++++ Supplied material ++++
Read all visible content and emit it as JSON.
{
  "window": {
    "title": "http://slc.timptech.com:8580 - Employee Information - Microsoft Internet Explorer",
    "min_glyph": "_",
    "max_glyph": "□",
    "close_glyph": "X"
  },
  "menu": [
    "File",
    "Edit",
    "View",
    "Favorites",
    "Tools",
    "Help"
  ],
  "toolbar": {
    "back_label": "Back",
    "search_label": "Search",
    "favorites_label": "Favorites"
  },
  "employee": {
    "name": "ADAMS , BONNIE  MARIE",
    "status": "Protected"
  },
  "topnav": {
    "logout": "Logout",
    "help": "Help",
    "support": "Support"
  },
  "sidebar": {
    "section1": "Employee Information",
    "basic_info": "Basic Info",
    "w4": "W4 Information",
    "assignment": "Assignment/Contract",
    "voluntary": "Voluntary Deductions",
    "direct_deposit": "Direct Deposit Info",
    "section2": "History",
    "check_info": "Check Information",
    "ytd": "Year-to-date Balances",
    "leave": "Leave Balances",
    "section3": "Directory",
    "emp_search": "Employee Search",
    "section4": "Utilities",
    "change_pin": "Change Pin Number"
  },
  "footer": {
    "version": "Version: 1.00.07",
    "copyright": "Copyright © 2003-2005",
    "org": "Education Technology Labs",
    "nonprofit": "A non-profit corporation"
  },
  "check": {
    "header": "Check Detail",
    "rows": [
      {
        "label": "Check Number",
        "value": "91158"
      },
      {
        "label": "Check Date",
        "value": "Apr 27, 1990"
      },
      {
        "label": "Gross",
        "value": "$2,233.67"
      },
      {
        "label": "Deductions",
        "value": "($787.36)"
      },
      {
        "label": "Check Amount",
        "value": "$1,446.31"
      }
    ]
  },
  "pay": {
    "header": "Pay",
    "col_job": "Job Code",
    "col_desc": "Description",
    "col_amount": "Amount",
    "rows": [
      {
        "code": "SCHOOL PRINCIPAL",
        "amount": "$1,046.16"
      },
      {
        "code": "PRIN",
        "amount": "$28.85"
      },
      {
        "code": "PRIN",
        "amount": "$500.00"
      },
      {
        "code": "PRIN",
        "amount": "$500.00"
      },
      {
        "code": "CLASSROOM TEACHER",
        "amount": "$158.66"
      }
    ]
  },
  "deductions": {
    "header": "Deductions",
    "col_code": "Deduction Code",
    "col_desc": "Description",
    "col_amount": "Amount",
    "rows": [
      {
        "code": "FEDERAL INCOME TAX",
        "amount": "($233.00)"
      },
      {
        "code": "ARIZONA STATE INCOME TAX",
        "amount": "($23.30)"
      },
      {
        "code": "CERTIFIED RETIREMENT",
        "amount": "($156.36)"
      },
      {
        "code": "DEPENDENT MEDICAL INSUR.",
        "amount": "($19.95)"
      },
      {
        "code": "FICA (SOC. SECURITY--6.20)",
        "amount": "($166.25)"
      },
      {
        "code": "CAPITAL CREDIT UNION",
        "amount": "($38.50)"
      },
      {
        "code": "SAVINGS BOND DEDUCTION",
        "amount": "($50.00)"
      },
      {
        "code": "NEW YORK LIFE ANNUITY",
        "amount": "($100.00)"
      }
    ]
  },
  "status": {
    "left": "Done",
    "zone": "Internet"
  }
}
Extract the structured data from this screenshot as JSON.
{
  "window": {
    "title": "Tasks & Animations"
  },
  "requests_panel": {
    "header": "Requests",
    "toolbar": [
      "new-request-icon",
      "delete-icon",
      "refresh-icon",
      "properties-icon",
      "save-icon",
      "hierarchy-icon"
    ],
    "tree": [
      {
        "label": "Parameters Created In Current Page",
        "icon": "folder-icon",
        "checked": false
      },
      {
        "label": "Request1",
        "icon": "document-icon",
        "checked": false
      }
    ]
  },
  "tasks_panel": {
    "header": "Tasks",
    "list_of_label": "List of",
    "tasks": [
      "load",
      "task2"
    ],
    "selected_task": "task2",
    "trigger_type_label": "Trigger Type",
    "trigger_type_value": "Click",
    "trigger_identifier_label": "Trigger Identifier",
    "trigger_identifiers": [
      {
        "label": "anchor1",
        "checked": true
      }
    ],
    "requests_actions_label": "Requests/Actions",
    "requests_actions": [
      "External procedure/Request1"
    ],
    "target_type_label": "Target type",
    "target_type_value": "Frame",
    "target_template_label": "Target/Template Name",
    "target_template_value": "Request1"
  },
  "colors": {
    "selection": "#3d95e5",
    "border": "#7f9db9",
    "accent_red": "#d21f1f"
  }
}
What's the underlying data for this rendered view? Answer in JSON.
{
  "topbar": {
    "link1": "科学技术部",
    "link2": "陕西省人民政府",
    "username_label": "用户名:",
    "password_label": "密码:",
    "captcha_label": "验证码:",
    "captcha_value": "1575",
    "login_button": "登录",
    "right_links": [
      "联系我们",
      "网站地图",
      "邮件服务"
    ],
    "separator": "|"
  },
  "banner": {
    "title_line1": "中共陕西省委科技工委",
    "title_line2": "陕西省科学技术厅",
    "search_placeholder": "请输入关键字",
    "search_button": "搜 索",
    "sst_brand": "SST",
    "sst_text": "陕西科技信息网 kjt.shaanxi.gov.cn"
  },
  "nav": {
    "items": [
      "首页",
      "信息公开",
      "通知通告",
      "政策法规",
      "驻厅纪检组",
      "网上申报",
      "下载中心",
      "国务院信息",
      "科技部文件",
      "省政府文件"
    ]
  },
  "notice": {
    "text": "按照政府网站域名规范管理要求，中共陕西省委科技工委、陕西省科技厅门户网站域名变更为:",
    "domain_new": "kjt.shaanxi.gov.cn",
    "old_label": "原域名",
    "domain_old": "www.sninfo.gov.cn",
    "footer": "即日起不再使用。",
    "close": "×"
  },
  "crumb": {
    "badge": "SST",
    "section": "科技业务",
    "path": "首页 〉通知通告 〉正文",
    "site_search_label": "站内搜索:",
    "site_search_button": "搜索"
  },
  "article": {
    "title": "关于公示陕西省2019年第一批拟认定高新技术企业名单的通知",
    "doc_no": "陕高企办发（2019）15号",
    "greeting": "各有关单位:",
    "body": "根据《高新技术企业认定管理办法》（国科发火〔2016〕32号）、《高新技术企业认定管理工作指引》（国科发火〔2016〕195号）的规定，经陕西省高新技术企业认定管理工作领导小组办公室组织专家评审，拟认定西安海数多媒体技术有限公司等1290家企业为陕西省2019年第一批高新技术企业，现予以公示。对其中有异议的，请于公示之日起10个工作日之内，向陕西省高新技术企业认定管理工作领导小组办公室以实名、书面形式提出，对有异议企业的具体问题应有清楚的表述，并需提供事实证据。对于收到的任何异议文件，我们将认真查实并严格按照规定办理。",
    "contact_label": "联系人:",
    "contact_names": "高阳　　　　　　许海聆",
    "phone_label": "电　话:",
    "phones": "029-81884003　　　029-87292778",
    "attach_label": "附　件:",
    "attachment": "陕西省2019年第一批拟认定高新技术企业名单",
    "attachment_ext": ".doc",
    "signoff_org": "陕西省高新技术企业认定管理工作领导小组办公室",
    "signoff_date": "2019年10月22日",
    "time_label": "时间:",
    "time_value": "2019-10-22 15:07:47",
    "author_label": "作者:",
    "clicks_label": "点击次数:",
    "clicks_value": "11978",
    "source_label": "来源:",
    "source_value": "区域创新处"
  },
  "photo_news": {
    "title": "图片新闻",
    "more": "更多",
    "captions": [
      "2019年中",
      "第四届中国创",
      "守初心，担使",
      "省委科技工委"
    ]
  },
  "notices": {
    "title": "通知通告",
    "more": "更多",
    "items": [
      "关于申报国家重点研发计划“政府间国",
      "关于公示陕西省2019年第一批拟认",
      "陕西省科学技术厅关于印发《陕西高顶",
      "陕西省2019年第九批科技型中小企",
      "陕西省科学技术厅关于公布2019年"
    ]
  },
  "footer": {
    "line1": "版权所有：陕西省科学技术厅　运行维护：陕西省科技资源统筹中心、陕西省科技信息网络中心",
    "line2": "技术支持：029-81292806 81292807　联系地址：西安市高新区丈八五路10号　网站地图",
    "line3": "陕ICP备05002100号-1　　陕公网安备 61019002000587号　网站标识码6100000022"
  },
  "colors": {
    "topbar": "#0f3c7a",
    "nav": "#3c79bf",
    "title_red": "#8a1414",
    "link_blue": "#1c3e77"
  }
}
++++
= What is needed =
Pick out all lines containing the string "Balances".

= Answer to the problem =
    "ytd": "Year-to-date Balances",
    "leave": "Leave Balances",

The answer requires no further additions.